Begin Data records

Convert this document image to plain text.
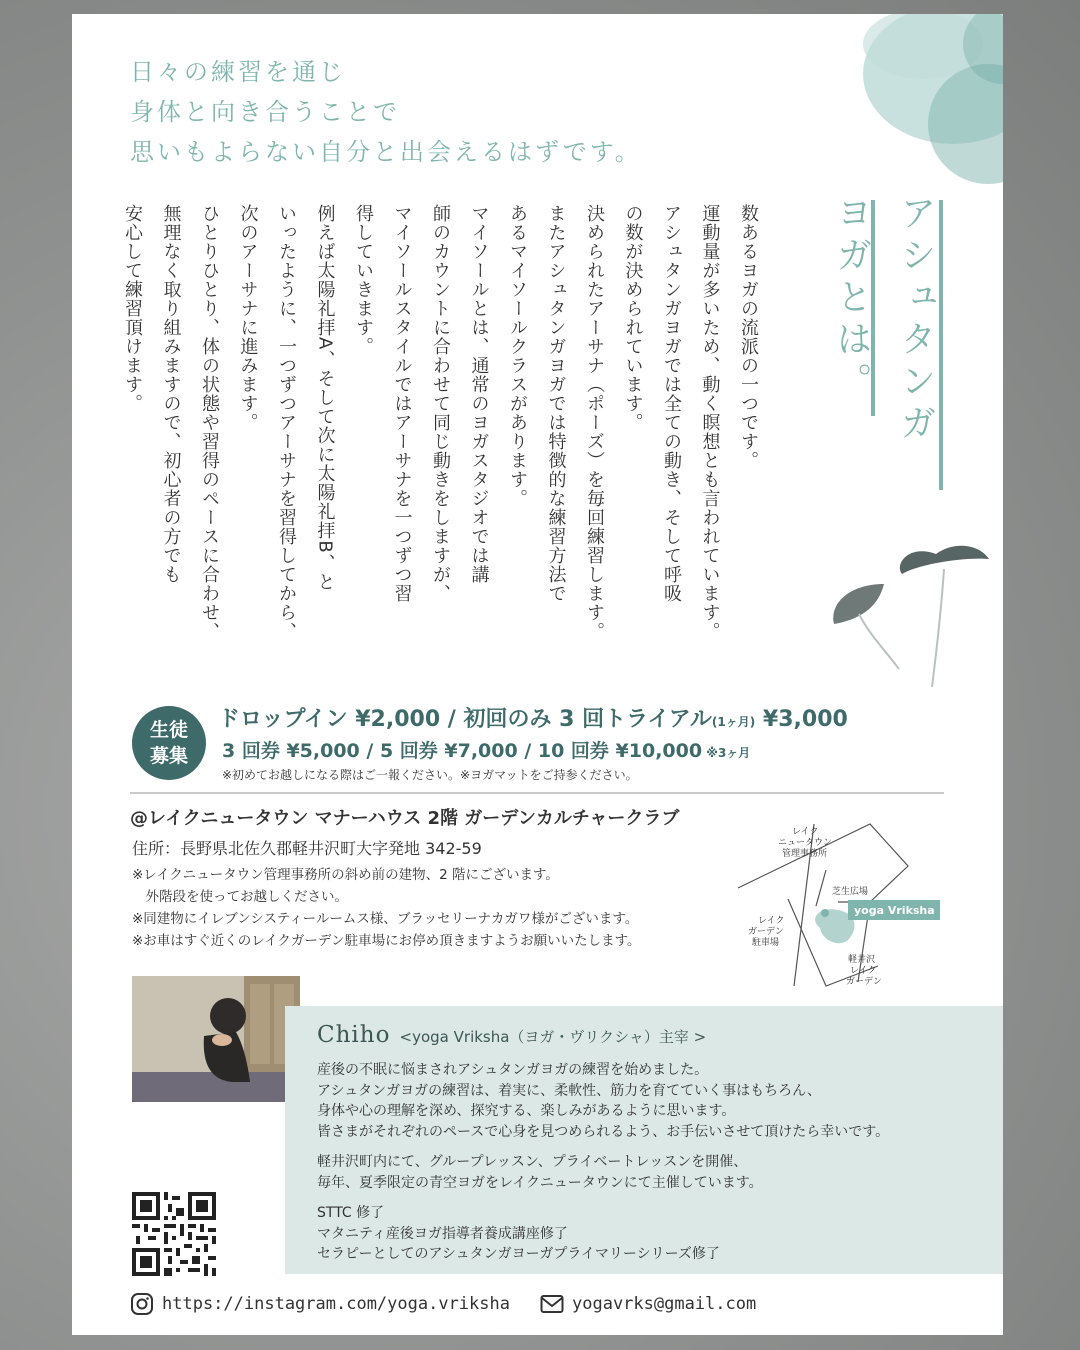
日々の練習を通じ
身体と向き合うことで
思いもよらない自分と出会えるはずです。
アシュタンガ
ヨガとは。

数あるヨガの流派の一つです。

運動量が多いため、動く瞑想とも言われています。

アシュタンガヨガでは全ての動き、そして呼吸

の数が決められています。

決められたアーサナ（ポーズ）を毎回練習します。

またアシュタンガヨガでは特徴的な練習方法で

あるマイソールクラスがあります。

マイソールとは、通常のヨガスタジオでは講

師のカウントに合わせて同じ動きをしますが、

マイソールスタイルではアーサナを一つずつ習

得していきます。

例えば太陽礼拝A、そして次に太陽礼拝B、と

いったように、一つずつアーサナを習得してから、

次のアーサナに進みます。

ひとりひとり、体の状態や習得のペースに合わせ、

無理なく取り組みますので、初心者の方でも

安心して練習頂けます。

生徒
募集
ドロップイン ¥2,000 / 初回のみ 3 回トライアル(1ヶ月) ¥3,000
3 回券 ¥5,000 / 5 回券 ¥7,000 / 10 回券 ¥10,000 ※3ヶ月
※初めてお越しになる際はご一報ください。※ヨガマットをご持参ください。
@レイクニュータウン マナーハウス 2階 ガーデンカルチャークラブ
住所：長野県北佐久郡軽井沢町大字発地 342-59
※レイクニュータウン管理事務所の斜め前の建物、2 階にございます。
　外階段を使ってお越しください。
※同建物にイレブンシスティールームス様、ブラッセリーナカガワ様がございます。
※お車はすぐ近くのレイクガーデン駐車場にお停め頂きますようお願いいたします。
yoga Vriksha
レイク ニュータウン 管理事務所
芝生広場
レイク ガーデン 駐車場
軽井沢 レイク ガーデン
Chiho <yoga Vriksha（ヨガ・ヴリクシャ）主宰 >

産後の不眠に悩まされアシュタンガヨガの練習を始めました。
アシュタンガヨガの練習は、着実に、柔軟性、筋力を育てていく事はもちろん、
身体や心の理解を深め、探究する、楽しみがあるように思います。
皆さまがそれぞれのペースで心身を見つめられるよう、お手伝いさせて頂けたら幸いです。

軽井沢町内にて、グループレッスン、プライベートレッスンを開催、
毎年、夏季限定の青空ヨガをレイクニュータウンにて主催しています。

STTC 修了
マタニティ産後ヨガ指導者養成講座修了
セラピーとしてのアシュタンガヨーガプライマリーシリーズ修了

https://instagram.com/yoga.vriksha	yogavrks@gmail.com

End Data records

Request: Check every line of the data, and copy the ones that contain "yoga".

Exercise answer:
yoga Vriksha
Chiho <yoga Vriksha（ヨガ・ヴリクシャ）主宰 >
https://instagram.com/yoga.vriksha	yogavrks@gmail.com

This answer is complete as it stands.